▶ _Objective_:
Find the lines below that contain the string "некоммерческой". Copy each one.

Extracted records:
■ ■ ■

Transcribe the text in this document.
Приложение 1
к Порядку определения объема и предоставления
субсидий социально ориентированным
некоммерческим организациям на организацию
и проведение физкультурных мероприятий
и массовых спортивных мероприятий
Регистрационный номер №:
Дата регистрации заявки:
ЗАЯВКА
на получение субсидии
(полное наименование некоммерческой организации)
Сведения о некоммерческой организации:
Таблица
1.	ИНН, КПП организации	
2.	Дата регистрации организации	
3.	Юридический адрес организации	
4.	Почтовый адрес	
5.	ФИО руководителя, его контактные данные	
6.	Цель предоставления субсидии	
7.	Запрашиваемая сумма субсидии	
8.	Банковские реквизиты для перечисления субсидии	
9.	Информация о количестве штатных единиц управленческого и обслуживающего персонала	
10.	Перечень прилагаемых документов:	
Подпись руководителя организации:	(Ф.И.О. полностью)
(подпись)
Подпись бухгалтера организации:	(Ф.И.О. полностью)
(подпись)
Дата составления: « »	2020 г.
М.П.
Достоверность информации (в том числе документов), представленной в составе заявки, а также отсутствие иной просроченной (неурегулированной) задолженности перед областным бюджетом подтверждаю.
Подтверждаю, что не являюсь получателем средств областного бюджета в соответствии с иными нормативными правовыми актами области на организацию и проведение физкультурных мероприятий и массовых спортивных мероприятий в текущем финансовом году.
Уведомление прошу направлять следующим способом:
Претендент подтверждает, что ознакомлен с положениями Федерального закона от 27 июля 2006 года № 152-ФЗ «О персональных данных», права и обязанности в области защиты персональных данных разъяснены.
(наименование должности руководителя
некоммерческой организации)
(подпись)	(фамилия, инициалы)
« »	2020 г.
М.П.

■ ■ ■

▶ _Final result_:
(полное наименование некоммерческой организации)
Сведения о некоммерческой организации:
некоммерческой организации)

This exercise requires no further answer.